DESCRIPTION OF THE TASK: Scan the records below for the word "thermocouple" and give only the number of lines that hold it.

[A run of records]

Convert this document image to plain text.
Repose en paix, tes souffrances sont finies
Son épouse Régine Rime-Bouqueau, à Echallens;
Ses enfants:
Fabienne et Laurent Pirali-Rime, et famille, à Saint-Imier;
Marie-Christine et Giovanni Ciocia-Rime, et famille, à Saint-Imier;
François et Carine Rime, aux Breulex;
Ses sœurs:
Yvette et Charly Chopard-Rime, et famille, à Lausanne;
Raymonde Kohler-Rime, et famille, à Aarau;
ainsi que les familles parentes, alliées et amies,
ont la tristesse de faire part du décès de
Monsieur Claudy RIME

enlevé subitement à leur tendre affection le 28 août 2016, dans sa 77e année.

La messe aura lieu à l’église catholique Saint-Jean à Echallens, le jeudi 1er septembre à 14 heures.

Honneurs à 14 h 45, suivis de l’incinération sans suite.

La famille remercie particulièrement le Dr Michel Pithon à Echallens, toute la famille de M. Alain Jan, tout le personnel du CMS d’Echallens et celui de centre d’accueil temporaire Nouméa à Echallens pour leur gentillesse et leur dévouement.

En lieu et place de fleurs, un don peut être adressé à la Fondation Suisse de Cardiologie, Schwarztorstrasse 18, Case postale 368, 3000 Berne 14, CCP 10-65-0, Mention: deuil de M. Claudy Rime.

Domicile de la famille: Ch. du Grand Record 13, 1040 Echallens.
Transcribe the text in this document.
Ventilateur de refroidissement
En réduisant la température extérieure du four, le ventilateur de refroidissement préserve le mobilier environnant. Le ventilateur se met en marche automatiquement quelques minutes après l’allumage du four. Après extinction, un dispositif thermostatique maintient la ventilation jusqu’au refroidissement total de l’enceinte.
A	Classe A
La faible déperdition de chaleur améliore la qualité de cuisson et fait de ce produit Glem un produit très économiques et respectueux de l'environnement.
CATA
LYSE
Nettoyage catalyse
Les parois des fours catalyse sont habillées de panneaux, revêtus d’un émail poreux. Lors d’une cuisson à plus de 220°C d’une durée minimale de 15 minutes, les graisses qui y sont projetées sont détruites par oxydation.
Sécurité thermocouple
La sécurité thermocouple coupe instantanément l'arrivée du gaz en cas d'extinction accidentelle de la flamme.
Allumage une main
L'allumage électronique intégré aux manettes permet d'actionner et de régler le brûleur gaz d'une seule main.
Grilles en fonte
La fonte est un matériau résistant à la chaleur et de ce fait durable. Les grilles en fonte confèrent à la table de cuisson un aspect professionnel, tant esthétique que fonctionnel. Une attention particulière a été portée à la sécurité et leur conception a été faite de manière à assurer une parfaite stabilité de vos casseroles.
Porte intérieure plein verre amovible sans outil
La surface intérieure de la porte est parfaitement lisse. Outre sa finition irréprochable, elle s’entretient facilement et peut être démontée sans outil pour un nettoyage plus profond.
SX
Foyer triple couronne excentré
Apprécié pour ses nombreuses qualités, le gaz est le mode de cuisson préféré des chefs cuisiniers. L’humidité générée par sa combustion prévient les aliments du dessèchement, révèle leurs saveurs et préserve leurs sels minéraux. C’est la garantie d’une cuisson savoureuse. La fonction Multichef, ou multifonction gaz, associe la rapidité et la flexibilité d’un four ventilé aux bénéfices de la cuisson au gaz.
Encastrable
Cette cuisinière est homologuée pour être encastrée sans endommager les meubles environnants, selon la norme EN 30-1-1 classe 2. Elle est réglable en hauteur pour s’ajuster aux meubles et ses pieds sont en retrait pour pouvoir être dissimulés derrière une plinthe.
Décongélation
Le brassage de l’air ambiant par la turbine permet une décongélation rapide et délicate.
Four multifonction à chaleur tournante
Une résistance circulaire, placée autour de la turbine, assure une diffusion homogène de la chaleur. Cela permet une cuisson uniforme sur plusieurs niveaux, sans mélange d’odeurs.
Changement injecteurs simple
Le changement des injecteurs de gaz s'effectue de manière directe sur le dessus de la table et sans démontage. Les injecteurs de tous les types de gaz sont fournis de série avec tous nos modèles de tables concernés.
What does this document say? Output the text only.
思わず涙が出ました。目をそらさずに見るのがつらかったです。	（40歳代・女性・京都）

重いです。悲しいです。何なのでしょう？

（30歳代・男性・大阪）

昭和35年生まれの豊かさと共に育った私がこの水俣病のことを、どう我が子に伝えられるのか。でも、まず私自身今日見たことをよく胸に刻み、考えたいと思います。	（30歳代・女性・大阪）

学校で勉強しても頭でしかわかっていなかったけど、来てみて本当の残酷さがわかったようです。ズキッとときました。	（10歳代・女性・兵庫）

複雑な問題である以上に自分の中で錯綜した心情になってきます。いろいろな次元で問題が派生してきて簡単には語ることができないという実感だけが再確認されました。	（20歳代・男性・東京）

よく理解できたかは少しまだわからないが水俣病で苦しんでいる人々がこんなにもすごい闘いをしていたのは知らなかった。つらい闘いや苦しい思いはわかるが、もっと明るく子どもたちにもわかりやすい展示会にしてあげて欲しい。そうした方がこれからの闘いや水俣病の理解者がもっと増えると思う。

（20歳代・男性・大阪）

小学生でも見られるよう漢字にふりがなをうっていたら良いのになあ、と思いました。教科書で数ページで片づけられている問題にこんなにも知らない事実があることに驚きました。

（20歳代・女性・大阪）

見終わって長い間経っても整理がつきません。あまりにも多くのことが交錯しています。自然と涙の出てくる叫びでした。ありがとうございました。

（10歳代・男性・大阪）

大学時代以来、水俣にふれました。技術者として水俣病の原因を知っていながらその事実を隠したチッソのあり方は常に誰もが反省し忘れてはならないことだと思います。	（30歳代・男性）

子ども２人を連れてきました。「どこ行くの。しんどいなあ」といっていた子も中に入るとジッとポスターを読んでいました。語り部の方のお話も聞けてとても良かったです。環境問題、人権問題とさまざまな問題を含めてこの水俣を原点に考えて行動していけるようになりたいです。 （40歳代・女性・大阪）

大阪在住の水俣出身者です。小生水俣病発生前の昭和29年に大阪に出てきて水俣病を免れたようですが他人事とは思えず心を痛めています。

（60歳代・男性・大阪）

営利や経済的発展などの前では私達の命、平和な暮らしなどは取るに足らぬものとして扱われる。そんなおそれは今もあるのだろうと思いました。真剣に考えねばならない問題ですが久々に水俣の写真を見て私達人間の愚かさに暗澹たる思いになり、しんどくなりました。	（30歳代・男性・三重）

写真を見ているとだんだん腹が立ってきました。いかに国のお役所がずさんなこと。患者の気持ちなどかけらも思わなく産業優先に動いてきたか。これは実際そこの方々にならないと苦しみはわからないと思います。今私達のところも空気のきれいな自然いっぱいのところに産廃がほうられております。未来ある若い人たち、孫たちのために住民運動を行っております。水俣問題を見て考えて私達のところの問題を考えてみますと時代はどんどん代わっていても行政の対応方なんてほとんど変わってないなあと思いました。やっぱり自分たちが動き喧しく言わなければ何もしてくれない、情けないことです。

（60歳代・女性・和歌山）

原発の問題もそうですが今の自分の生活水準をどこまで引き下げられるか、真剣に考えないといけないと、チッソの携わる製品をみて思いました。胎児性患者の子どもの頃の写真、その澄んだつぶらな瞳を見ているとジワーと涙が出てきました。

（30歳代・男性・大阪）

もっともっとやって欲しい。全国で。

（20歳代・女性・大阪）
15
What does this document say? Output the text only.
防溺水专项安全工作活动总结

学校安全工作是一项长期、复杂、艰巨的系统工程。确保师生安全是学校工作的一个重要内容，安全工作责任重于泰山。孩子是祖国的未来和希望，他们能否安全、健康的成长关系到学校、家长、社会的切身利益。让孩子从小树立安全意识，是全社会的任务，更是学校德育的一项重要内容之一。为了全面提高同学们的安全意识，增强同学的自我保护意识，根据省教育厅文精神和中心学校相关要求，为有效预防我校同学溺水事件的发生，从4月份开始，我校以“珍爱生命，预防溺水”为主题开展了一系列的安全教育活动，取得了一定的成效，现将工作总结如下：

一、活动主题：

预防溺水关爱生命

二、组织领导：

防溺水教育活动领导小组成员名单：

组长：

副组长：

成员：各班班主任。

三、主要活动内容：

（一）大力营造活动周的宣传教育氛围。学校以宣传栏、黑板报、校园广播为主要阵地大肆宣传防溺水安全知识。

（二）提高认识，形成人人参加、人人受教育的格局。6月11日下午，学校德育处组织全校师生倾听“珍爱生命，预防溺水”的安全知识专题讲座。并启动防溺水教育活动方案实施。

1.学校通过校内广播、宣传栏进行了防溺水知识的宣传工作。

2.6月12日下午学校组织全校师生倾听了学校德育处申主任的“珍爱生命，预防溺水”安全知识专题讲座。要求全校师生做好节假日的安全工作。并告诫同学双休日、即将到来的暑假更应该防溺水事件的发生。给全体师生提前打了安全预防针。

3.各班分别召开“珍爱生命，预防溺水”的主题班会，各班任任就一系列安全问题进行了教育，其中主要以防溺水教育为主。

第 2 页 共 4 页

WORKED SOLUTION: 2